**RECORDS SHOWN:**
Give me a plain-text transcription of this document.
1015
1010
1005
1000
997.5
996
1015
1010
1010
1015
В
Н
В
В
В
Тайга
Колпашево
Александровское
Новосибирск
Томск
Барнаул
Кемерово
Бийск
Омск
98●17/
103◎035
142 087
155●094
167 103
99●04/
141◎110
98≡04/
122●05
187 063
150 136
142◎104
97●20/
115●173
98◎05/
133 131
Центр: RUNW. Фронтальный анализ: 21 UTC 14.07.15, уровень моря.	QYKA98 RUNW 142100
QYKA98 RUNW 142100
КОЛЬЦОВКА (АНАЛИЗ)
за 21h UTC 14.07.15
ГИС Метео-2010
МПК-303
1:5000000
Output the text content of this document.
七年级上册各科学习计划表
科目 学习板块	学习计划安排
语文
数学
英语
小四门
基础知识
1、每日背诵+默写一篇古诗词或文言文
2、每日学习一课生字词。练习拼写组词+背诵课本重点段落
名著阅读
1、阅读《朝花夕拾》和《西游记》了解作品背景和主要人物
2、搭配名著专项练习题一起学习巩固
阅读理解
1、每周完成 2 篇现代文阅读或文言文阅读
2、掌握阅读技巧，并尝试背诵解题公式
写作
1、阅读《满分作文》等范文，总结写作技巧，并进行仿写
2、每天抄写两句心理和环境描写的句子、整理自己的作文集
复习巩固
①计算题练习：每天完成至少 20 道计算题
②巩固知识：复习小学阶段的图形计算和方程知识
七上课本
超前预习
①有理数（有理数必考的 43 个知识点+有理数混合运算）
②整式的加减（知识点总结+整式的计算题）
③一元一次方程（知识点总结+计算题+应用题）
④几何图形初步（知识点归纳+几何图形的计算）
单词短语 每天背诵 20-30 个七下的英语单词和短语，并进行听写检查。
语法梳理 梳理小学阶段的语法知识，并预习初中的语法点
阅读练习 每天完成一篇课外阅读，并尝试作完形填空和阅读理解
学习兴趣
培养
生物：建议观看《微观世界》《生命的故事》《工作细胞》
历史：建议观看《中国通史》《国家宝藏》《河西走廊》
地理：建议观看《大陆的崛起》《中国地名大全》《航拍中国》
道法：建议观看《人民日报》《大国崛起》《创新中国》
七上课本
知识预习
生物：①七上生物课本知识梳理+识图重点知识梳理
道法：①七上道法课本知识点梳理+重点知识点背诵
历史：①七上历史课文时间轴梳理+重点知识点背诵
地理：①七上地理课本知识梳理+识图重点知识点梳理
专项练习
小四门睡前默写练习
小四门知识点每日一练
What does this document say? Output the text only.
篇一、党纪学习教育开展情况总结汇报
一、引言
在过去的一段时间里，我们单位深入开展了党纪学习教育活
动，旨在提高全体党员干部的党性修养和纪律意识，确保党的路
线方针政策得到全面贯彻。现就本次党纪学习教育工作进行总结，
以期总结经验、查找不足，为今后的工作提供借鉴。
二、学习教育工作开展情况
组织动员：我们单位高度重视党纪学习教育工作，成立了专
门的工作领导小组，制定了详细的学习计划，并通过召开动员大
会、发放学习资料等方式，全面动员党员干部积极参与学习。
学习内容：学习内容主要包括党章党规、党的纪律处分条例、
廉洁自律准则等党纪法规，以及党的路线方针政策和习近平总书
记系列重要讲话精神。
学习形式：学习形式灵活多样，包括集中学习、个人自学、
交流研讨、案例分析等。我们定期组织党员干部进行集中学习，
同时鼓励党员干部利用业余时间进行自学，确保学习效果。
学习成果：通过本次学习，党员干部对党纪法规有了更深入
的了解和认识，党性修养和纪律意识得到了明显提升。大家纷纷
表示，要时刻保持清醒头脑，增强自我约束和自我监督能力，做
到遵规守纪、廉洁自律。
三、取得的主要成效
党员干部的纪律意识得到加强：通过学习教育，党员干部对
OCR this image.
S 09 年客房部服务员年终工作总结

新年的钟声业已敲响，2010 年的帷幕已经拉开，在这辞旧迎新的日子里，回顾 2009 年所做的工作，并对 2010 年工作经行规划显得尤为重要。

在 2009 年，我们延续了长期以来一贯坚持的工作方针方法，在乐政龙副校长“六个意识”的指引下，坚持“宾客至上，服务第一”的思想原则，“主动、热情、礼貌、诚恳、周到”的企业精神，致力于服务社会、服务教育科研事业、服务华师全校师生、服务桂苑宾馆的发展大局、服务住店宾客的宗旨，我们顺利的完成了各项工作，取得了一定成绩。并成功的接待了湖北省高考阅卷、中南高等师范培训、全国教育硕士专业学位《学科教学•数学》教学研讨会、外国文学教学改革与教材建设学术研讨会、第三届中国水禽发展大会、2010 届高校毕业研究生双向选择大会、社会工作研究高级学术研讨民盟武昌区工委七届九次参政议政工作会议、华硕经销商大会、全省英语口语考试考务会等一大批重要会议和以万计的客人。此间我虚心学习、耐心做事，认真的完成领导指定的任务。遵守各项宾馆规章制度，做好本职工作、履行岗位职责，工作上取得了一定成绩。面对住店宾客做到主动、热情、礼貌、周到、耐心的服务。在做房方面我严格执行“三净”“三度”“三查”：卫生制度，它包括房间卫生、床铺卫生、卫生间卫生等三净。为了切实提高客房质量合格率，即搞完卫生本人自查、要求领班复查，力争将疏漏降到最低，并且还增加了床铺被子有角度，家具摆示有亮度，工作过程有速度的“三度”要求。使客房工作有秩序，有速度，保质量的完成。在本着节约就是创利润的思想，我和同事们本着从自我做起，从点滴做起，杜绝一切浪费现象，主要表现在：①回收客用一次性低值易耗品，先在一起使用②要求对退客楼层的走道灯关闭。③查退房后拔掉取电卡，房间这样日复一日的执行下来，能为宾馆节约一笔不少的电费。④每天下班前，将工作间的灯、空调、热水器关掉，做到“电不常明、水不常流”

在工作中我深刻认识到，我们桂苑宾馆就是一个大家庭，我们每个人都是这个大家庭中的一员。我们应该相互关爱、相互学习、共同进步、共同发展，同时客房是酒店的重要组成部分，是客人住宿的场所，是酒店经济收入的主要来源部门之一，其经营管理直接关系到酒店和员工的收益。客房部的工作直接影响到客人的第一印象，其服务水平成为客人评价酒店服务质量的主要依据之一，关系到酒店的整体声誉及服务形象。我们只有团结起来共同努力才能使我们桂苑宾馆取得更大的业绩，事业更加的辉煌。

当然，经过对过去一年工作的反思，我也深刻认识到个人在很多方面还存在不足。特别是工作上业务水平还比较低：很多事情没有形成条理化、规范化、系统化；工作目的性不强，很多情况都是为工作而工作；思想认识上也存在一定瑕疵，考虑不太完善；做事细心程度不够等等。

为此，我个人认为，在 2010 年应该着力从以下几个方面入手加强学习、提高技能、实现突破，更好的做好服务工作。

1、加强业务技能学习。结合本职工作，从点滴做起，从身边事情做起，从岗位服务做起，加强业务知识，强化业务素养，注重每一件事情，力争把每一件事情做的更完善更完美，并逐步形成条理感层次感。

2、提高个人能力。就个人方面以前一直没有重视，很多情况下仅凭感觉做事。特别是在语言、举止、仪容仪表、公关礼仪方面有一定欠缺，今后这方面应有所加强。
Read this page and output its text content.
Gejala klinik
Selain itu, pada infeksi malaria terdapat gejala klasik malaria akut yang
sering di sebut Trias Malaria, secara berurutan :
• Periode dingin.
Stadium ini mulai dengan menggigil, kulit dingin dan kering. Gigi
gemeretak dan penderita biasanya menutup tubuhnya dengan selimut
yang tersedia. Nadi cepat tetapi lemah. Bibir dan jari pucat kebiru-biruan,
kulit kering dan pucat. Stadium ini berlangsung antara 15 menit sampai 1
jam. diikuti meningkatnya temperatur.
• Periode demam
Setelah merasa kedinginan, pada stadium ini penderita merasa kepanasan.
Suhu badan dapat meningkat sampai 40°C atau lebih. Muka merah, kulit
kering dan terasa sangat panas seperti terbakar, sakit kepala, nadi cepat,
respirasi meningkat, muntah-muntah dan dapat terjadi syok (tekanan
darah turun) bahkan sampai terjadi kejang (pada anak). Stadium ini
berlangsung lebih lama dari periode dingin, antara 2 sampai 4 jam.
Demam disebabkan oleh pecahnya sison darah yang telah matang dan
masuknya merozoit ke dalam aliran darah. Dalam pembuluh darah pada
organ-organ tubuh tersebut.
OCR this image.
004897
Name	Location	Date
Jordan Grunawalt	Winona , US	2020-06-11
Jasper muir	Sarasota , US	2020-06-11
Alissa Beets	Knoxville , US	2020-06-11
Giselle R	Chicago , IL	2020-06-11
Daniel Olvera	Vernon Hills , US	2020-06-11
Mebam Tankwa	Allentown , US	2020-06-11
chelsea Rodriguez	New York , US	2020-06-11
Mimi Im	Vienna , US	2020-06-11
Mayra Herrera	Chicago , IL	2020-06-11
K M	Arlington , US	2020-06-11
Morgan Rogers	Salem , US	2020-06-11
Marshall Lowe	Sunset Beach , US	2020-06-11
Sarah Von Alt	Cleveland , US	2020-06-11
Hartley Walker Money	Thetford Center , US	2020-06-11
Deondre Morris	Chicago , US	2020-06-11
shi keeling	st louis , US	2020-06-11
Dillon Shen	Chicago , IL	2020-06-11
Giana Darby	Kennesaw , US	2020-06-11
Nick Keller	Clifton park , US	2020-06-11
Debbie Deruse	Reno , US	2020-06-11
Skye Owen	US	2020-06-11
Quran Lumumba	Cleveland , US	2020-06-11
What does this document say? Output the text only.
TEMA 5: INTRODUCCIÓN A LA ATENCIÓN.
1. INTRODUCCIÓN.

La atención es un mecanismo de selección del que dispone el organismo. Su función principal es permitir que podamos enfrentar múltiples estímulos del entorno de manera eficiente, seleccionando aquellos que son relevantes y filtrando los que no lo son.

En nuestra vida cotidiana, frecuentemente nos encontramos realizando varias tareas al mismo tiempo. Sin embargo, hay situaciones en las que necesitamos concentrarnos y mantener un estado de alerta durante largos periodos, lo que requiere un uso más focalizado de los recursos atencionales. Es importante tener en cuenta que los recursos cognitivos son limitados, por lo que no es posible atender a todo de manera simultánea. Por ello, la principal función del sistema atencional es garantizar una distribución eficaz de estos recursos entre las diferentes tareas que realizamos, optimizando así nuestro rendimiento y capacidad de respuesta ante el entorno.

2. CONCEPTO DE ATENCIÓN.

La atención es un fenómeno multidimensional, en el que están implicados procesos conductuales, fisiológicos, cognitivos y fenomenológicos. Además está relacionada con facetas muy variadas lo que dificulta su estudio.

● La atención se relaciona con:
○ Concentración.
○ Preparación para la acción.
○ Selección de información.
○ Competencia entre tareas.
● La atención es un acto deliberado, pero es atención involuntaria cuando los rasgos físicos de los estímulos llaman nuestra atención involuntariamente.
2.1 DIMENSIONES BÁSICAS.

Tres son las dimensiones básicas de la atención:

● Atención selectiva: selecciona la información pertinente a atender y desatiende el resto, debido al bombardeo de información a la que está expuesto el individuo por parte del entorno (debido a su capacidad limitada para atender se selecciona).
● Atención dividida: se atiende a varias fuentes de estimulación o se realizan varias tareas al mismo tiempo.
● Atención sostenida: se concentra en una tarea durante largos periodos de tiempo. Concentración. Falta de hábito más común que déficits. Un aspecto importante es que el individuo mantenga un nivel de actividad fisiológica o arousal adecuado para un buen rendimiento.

**INSTRUCTIONS TO FOLLOW:** Check the data for the word "pada" and pull out the lines that have it.

**OUTPUT FOR THIS EXERCISE:**
Selain itu, pada infeksi malaria terdapat gejala klasik malaria akut yang
Setelah merasa kedinginan, pada stadium ini penderita merasa kepanasan.
darah turun) bahkan sampai terjadi kejang (pada anak). Stadium ini
masuknya merozoit ke dalam aliran darah. Dalam pembuluh darah pada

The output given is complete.